Required task 1: Can you turn the rows starting at the line containing "What elements are" and ending at the line containing "528, 482, 543]", both included, into a numbered list with blank lines omitted?

——

# My P's 3 Month Or So Update



## Piranha-Freak101 (Dec 8, 2010)

Serrasalmus Sanchezi - 4" exact

Serrasalmus Maculatus- 2.5" exact

Vinny serras both - 1.5" still

Pygocentrus Nattereri - 7" exact


----------



## serrasalmus_ve (Feb 12, 2008)

Now swim...


----------



## Guest (May 1, 2011)

Very nice, bet you had to deal with a lot of sliding around using the plate


----------



## BRUNER247 (Jun 2, 2010)

Looks like rbp's ready for supper. Bet flopping on that hard ass plate sukd. Fish lookn awesome. Macs gonna have awesome coloration. Might be a blue diamond Mac like mine in a few months.lol. Why aren't the little guys growing? They eat good?


----------



## Piranha-Freak101 (Dec 8, 2010)

You know what bruner your right the pygo is kinda underweight, i fees him shrimp and tilapia every other day, i was very dissapointed with the babies i feed them tropical flakes and mysis+brine shrimp mix everyday!
An mac is badass like always everyone is skitty after measuring except for him lol

Yes there was alot of splashing and flopping lol


----------



## Wide_Eyed_Wanderer (Aug 22, 2006)

Delicious


----------



## Johnny_Zanni (Nov 8, 2009)

——

Required task 2: Could you carry on the piranha update thread from its last line?

Supplied records:
——

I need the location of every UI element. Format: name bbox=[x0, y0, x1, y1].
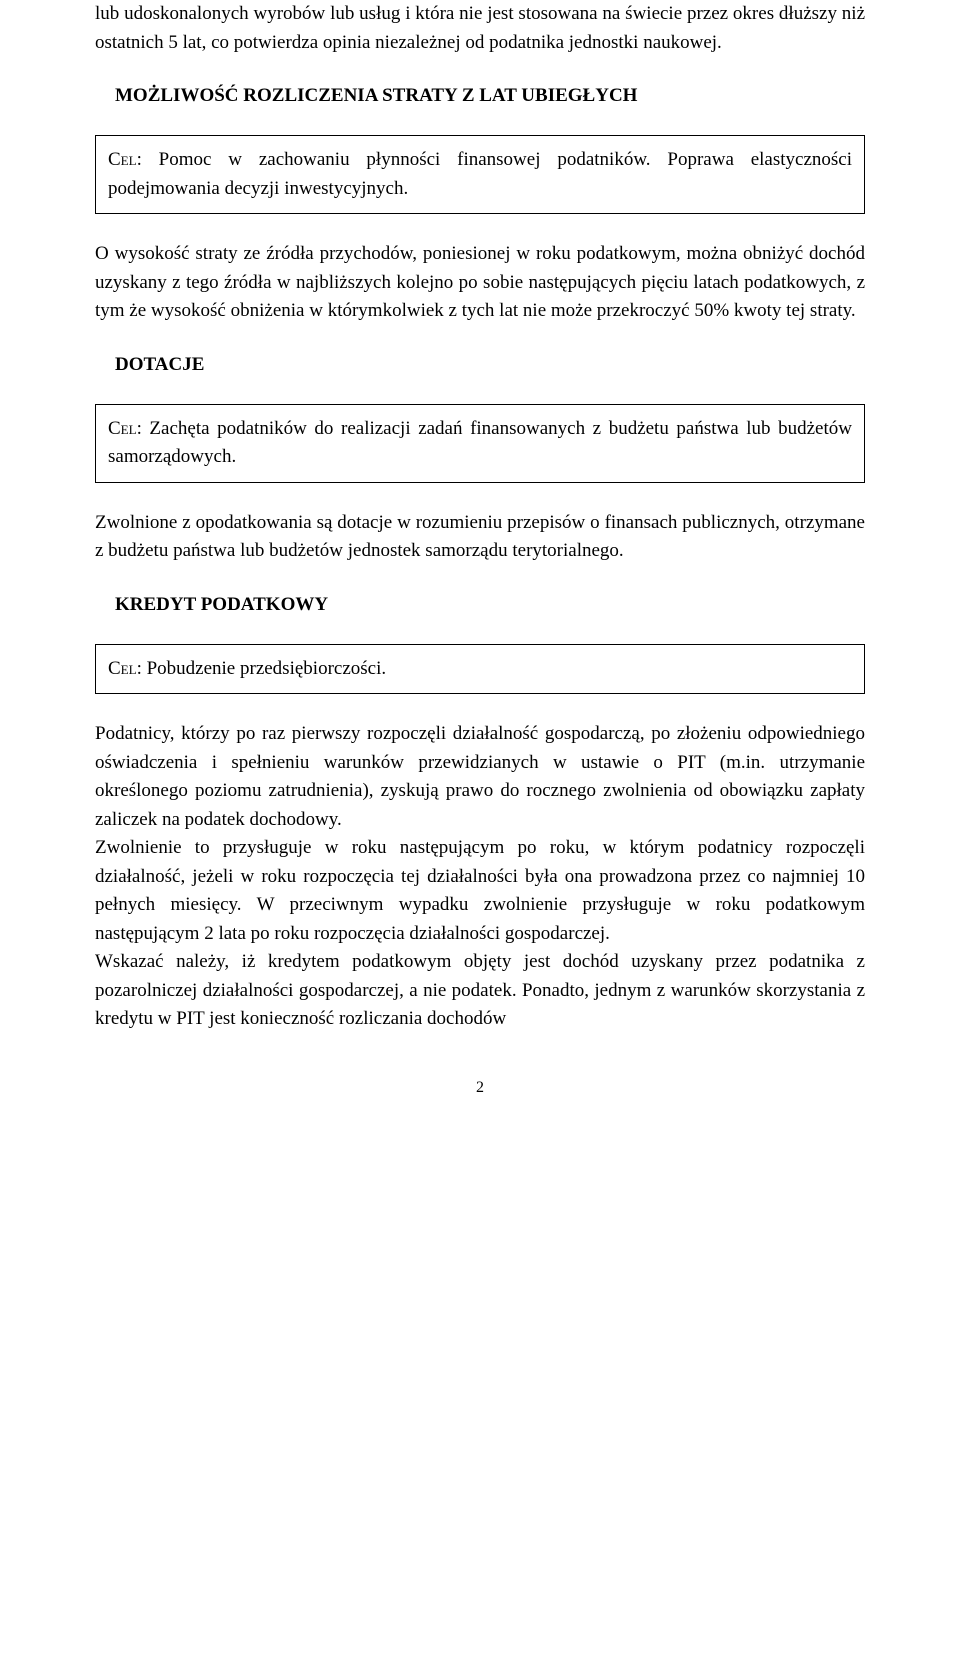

——

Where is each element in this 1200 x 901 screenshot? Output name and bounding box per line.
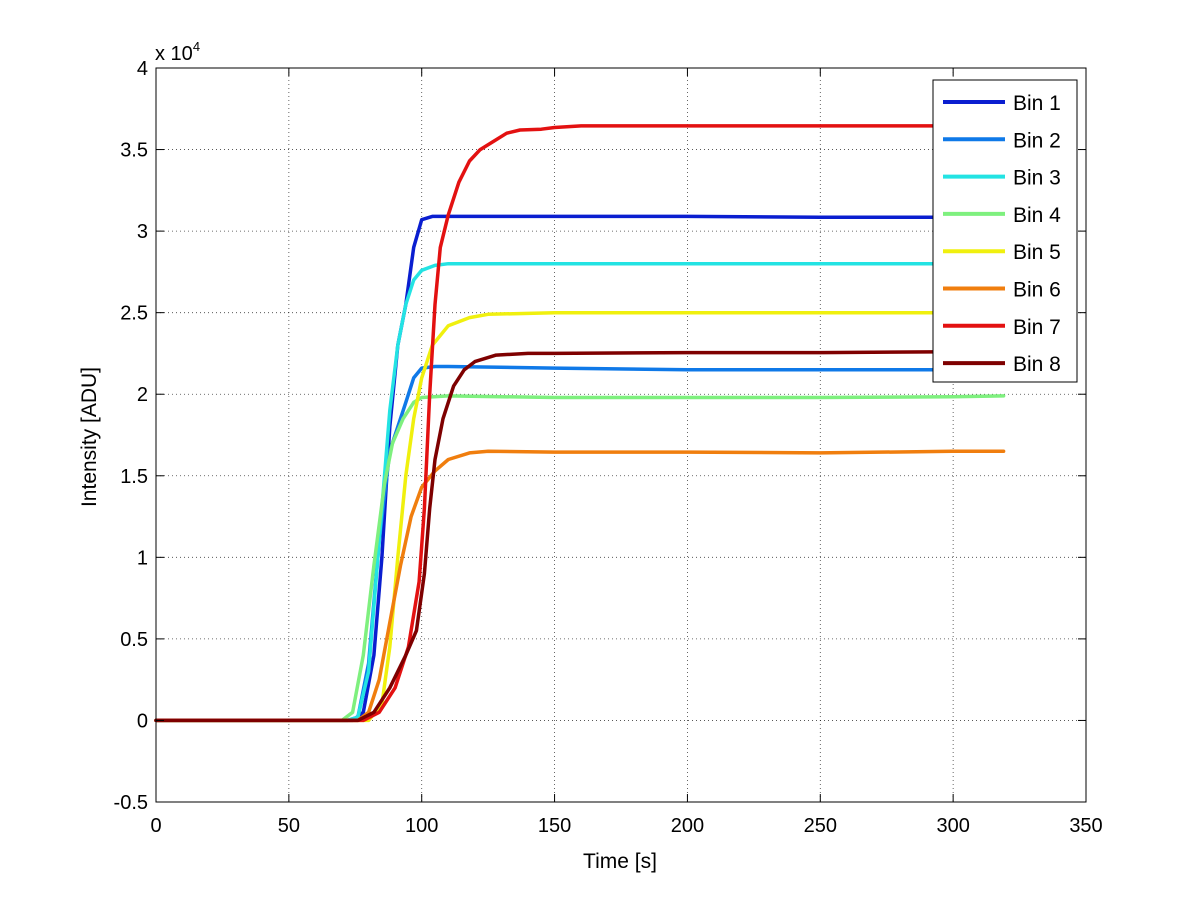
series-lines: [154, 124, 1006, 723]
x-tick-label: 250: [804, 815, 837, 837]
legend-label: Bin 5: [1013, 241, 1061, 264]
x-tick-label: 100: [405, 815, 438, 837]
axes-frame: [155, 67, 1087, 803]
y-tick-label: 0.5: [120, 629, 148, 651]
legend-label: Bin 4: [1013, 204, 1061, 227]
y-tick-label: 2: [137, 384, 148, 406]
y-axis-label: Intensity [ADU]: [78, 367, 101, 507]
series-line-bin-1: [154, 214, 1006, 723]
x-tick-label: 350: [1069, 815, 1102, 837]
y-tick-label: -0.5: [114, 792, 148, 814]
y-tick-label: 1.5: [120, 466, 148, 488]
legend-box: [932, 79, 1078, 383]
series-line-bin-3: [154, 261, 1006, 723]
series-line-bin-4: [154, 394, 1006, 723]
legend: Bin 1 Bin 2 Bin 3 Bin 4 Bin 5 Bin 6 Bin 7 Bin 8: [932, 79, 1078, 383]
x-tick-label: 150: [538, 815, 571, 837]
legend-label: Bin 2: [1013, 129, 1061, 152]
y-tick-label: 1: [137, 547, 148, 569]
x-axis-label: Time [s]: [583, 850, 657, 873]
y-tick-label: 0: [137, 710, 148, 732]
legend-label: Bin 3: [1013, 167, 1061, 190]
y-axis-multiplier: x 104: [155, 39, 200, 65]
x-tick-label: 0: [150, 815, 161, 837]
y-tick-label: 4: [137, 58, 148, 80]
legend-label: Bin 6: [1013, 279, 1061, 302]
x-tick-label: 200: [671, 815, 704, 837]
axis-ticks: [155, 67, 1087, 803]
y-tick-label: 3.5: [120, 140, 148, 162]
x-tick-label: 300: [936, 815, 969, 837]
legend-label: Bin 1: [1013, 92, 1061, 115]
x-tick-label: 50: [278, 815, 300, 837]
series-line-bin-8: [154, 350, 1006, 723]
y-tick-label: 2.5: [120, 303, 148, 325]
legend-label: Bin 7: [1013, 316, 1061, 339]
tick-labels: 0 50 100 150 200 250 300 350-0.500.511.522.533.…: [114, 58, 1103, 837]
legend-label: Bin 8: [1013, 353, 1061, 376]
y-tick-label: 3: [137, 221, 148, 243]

——

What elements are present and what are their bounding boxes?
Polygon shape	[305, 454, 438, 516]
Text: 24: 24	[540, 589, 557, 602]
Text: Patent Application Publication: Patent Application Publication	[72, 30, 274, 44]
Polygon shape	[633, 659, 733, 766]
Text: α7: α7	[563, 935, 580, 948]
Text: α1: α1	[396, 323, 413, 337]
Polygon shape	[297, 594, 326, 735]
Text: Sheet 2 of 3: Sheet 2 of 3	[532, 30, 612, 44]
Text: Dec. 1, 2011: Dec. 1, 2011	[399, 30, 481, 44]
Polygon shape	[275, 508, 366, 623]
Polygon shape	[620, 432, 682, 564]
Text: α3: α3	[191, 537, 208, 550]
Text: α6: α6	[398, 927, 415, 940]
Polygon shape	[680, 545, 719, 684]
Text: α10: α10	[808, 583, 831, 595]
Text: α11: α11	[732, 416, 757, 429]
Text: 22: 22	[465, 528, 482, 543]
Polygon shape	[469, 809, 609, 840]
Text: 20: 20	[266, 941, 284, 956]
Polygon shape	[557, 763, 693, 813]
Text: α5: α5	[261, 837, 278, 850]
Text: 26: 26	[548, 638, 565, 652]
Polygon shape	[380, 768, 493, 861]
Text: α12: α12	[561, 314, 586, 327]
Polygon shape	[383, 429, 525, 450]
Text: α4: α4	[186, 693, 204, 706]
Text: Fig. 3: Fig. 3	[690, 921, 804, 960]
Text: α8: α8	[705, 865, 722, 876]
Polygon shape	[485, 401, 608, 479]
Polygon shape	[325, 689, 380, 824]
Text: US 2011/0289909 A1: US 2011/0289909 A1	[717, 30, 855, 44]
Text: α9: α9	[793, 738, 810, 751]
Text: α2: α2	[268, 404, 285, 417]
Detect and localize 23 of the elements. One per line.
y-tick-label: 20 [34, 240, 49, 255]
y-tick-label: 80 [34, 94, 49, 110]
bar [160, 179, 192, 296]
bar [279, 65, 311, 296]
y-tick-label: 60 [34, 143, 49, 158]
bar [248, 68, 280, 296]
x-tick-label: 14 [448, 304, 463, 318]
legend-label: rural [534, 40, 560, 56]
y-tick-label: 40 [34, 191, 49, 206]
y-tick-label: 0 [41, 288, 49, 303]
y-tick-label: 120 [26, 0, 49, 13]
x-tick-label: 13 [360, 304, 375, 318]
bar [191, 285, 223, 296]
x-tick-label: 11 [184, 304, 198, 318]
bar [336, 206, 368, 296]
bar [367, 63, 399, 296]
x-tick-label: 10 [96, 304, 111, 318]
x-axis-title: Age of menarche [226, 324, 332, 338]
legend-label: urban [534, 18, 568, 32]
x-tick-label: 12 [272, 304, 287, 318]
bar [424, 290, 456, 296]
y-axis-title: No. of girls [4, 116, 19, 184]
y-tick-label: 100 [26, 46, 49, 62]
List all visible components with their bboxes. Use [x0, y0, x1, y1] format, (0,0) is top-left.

——

Written response 1:
1. What elements are present and what are their bounding boxes?
2. Polygon shape	[305, 454, 438, 516]
3. Text: 24: 24	[540, 589, 557, 602]
4. Text: Patent Application Publication: Patent Application Publication	[72, 30, 274, 44]
5. Polygon shape	[633, 659, 733, 766]
6. Text: α7: α7	[563, 935, 580, 948]
7. Text: α1: α1	[396, 323, 413, 337]
8. Polygon shape	[297, 594, 326, 735]
9. Text: Sheet 2 of 3: Sheet 2 of 3	[532, 30, 612, 44]
10. Text: Dec. 1, 2011: Dec. 1, 2011	[399, 30, 481, 44]
11. Polygon shape	[275, 508, 366, 623]
12. Polygon shape	[620, 432, 682, 564]
13. Text: α3: α3	[191, 537, 208, 550]
14. Text: α6: α6	[398, 927, 415, 940]
15. Polygon shape	[680, 545, 719, 684]
16. Text: α10: α10	[808, 583, 831, 595]
17. Text: α11: α11	[732, 416, 757, 429]
18. Text: 22: 22	[465, 528, 482, 543]

Written response 2:
piranha-freak101 said:


> You know what bruner your right the pygo is kinda underweight, i fees him shrimp and tilapia every other day, i was very dissapointed with the babies i feed them tropical flakes and mysis+brine shrimp mix everyday!
> An mac is badass like always *everyone is skitty after measuring *except for him lol
> 
> Yes there was alot of splashing and flopping lol


Sanchezi starts as soon as he is off the plate..

What size tank are the vinnys in and whats the filtration for them? Somethings not in check.


----------



## Piranha-Freak101 (Dec 8, 2010)

Vinny are in their own 10gl with 20gl rated aquaclear


----------



## BRUNER247 (Jun 2, 2010)

Lmao. I think rbp looks awesome. I don't like the fat fish look less they ready to drop couple thousand eggs. I ment he looks like he's ready to be supper. Can't really even see his belly area cause ruler anyhow. Split tank might help with getting vinnys eatn more.food competition always helps. Flakes aren't the best food imo. Too small, airy. Take a ton to fill em up. Lots of waste. Bloodworms, frozen brine, guppies, mollies, a weekly minnow or two, krill n plenty of trout worms. How big were the vinnys when you got em?


----------



## BRUNER247 (Jun 2, 2010)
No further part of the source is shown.